(begin)
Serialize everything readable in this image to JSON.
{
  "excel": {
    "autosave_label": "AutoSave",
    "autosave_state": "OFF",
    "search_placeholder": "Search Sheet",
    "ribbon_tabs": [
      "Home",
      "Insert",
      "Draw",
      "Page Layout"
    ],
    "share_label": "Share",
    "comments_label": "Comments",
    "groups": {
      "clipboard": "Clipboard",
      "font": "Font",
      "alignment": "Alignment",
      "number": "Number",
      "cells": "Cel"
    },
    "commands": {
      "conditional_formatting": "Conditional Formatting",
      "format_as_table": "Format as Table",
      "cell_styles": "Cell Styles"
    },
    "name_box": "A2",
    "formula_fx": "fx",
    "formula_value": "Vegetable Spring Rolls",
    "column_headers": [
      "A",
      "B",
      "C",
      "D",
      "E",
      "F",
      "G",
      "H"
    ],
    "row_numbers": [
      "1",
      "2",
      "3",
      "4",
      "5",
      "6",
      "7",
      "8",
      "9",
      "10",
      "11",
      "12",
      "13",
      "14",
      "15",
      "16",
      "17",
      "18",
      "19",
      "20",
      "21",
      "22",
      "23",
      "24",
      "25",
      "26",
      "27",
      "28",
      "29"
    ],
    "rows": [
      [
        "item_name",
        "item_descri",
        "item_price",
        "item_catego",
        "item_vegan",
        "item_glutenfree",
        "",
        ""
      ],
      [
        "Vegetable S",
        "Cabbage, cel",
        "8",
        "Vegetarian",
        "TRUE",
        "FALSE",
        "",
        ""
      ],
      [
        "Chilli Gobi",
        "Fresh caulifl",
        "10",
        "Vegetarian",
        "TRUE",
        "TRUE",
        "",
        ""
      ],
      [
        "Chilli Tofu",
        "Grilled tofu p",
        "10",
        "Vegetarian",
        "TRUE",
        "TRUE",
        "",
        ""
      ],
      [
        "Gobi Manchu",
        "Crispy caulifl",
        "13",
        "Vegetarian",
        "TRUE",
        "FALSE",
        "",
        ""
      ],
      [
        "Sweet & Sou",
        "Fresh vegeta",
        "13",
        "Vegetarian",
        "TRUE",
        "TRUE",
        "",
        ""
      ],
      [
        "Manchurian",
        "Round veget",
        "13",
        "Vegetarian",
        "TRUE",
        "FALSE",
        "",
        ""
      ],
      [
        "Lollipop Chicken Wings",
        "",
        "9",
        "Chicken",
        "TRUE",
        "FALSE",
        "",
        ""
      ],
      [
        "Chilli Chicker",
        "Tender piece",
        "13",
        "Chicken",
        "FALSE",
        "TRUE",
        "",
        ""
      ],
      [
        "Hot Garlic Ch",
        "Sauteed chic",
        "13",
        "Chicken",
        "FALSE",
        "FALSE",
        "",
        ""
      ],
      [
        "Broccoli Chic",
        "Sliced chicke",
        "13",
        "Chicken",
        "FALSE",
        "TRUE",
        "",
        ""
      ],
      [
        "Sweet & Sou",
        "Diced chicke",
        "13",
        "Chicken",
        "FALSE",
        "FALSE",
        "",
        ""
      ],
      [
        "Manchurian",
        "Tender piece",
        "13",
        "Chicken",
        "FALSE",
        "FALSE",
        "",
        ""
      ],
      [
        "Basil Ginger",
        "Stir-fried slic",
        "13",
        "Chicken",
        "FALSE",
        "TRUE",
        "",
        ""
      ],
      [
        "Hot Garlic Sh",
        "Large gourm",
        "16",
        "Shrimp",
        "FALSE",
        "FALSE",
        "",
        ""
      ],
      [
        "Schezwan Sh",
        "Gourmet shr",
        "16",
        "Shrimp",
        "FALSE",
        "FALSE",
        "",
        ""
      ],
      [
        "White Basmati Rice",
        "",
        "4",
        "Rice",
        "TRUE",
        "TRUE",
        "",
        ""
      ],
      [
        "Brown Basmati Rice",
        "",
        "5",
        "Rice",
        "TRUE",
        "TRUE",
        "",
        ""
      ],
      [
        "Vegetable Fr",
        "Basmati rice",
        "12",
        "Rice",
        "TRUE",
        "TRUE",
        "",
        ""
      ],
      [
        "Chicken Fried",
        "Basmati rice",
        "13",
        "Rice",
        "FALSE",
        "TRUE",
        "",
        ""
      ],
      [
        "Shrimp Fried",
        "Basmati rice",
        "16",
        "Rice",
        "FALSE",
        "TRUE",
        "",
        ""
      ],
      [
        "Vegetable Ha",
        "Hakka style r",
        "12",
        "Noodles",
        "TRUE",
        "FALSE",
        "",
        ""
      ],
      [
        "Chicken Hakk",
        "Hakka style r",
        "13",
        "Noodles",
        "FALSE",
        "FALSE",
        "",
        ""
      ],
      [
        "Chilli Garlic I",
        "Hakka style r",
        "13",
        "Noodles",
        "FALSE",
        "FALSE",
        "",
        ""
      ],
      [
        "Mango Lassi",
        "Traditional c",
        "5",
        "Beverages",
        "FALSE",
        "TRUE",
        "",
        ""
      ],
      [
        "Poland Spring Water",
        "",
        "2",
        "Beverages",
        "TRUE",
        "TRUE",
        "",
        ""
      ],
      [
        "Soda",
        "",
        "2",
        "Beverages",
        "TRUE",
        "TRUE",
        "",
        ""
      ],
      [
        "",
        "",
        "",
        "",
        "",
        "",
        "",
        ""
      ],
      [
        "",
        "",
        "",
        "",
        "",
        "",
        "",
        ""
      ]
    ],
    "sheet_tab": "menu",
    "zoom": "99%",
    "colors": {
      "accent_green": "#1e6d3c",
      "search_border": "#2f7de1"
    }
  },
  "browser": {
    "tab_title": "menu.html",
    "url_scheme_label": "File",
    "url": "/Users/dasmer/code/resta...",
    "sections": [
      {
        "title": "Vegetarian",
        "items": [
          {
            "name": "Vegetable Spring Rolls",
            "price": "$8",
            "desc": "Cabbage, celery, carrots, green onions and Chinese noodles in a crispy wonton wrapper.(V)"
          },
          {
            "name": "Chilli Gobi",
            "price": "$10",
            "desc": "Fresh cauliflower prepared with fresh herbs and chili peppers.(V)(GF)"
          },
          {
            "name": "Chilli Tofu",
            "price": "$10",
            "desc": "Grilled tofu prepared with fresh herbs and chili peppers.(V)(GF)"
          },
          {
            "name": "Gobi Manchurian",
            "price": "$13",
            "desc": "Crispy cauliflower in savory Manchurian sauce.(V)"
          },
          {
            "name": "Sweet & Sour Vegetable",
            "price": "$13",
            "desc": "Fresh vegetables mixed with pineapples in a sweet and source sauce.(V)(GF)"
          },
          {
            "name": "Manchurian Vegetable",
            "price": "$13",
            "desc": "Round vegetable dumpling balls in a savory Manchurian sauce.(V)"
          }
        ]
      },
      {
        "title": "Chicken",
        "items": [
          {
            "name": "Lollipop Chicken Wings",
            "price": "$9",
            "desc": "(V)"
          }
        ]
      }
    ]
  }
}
(end)
* **Stated problem**
Your task is to repeat the data exactly; please include every line.

* **Correct output**
Serialize everything readable in this image to JSON.
{
  "excel": {
    "autosave_label": "AutoSave",
    "autosave_state": "OFF",
    "search_placeholder": "Search Sheet",
    "ribbon_tabs": [
      "Home",
      "Insert",
      "Draw",
      "Page Layout"
    ],
    "share_label": "Share",
    "comments_label": "Comments",
    "groups": {
      "clipboard": "Clipboard",
      "font": "Font",
      "alignment": "Alignment",
      "number": "Number",
      "cells": "Cel"
    },
    "commands": {
      "conditional_formatting": "Conditional Formatting",
      "format_as_table": "Format as Table",
      "cell_styles": "Cell Styles"
    },
    "name_box": "A2",
    "formula_fx": "fx",
    "formula_value": "Vegetable Spring Rolls",
    "column_headers": [
      "A",
      "B",
      "C",
      "D",
      "E",
      "F",
      "G",
      "H"
    ],
    "row_numbers": [
      "1",
      "2",
      "3",
      "4",
      "5",
      "6",
      "7",
      "8",
      "9",
      "10",
      "11",
      "12",
      "13",
      "14",
      "15",
      "16",
      "17",
      "18",
      "19",
      "20",
      "21",
      "22",
      "23",
      "24",
      "25",
      "26",
      "27",
      "28",
      "29"
    ],
    "rows": [
      [
        "item_name",
        "item_descri",
        "item_price",
        "item_catego",
        "item_vegan",
        "item_glutenfree",
        "",
        ""
      ],
      [
        "Vegetable S",
        "Cabbage, cel",
        "8",
        "Vegetarian",
        "TRUE",
        "FALSE",
        "",
        ""
      ],
      [
        "Chilli Gobi",
        "Fresh caulifl",
        "10",
        "Vegetarian",
        "TRUE",
        "TRUE",
        "",
        ""
      ],
      [
        "Chilli Tofu",
        "Grilled tofu p",
        "10",
        "Vegetarian",
        "TRUE",
        "TRUE",
        "",
        ""
      ],
      [
        "Gobi Manchu",
        "Crispy caulifl",
        "13",
        "Vegetarian",
        "TRUE",
        "FALSE",
        "",
        ""
      ],
      [
        "Sweet & Sou",
        "Fresh vegeta",
        "13",
        "Vegetarian",
        "TRUE",
        "TRUE",
        "",
        ""
      ],
      [
        "Manchurian",
        "Round veget",
        "13",
        "Vegetarian",
        "TRUE",
        "FALSE",
        "",
        ""
      ],
      [
        "Lollipop Chicken Wings",
        "",
        "9",
        "Chicken",
        "TRUE",
        "FALSE",
        "",
        ""
      ],
      [
        "Chilli Chicker",
        "Tender piece",
        "13",
        "Chicken",
        "FALSE",
        "TRUE",
        "",
        ""
      ],
      [
        "Hot Garlic Ch",
        "Sauteed chic",
        "13",
        "Chicken",
        "FALSE",
        "FALSE",
        "",
        ""
      ],
      [
        "Broccoli Chic",
        "Sliced chicke",
        "13",
        "Chicken",
        "FALSE",
        "TRUE",
        "",
        ""
      ],
      [
        "Sweet & Sou",
        "Diced chicke",
        "13",
        "Chicken",
        "FALSE",
        "FALSE",
        "",
        ""
      ],
      [
        "Manchurian",
        "Tender piece",
        "13",
        "Chicken",
        "FALSE",
        "FALSE",
        "",
        ""
      ],
      [
        "Basil Ginger",
        "Stir-fried slic",
        "13",
        "Chicken",
        "FALSE",
        "TRUE",
        "",
        ""
      ],
      [
        "Hot Garlic Sh",
        "Large gourm",
        "16",
        "Shrimp",
        "FALSE",
        "FALSE",
        "",
        ""
      ],
      [
        "Schezwan Sh",
        "Gourmet shr",
        "16",
        "Shrimp",
        "FALSE",
        "FALSE",
        "",
        ""
      ],
      [
        "White Basmati Rice",
        "",
        "4",
        "Rice",
        "TRUE",
        "TRUE",
        "",
        ""
      ],
      [
        "Brown Basmati Rice",
        "",
        "5",
        "Rice",
        "TRUE",
        "TRUE",
        "",
        ""
      ],
      [
        "Vegetable Fr",
        "Basmati rice",
        "12",
        "Rice",
        "TRUE",
        "TRUE",
        "",
        ""
      ],
      [
        "Chicken Fried",
        "Basmati rice",
        "13",
        "Rice",
        "FALSE",
        "TRUE",
        "",
        ""
      ],
      [
        "Shrimp Fried",
        "Basmati rice",
        "16",
        "Rice",
        "FALSE",
        "TRUE",
        "",
        ""
      ],
      [
        "Vegetable Ha",
        "Hakka style r",
        "12",
        "Noodles",
        "TRUE",
        "FALSE",
        "",
        ""
      ],
      [
        "Chicken Hakk",
        "Hakka style r",
        "13",
        "Noodles",
        "FALSE",
        "FALSE",
        "",
        ""
      ],
      [
        "Chilli Garlic I",
        "Hakka style r",
        "13",
        "Noodles",
        "FALSE",
        "FALSE",
        "",
        ""
      ],
      [
        "Mango Lassi",
        "Traditional c",
        "5",
        "Beverages",
        "FALSE",
        "TRUE",
        "",
        ""
      ],
      [
        "Poland Spring Water",
        "",
        "2",
        "Beverages",
        "TRUE",
        "TRUE",
        "",
        ""
      ],
      [
        "Soda",
        "",
        "2",
        "Beverages",
        "TRUE",
        "TRUE",
        "",
        ""
      ],
      [
        "",
        "",
        "",
        "",
        "",
        "",
        "",
        ""
      ],
      [
        "",
        "",
        "",
        "",
        "",
        "",
        "",
        ""
      ]
    ],
    "sheet_tab": "menu",
    "zoom": "99%",
    "colors": {
      "accent_green": "#1e6d3c",
      "search_border": "#2f7de1"
    }
  },
  "browser": {
    "tab_title": "menu.html",
    "url_scheme_label": "File",
    "url": "/Users/dasmer/code/resta...",
    "sections": [
      {
        "title": "Vegetarian",
        "items": [
          {
            "name": "Vegetable Spring Rolls",
            "price": "$8",
            "desc": "Cabbage, celery, carrots, green onions and Chinese noodles in a crispy wonton wrapper.(V)"
          },
          {
            "name": "Chilli Gobi",
            "price": "$10",
            "desc": "Fresh cauliflower prepared with fresh herbs and chili peppers.(V)(GF)"
          },
          {
            "name": "Chilli Tofu",
            "price": "$10",
            "desc": "Grilled tofu prepared with fresh herbs and chili peppers.(V)(GF)"
          },
          {
            "name": "Gobi Manchurian",
            "price": "$13",
            "desc": "Crispy cauliflower in savory Manchurian sauce.(V)"
          },
          {
            "name": "Sweet & Sour Vegetable",
            "price": "$13",
            "desc": "Fresh vegetables mixed with pineapples in a sweet and source sauce.(V)(GF)"
          },
          {
            "name": "Manchurian Vegetable",
            "price": "$13",
            "desc": "Round vegetable dumpling balls in a savory Manchurian sauce.(V)"
          }
        ]
      },
      {
        "title": "Chicken",
        "items": [
          {
            "name": "Lollipop Chicken Wings",
            "price": "$9",
            "desc": "(V)"
          }
        ]
      }
    ]
  }
}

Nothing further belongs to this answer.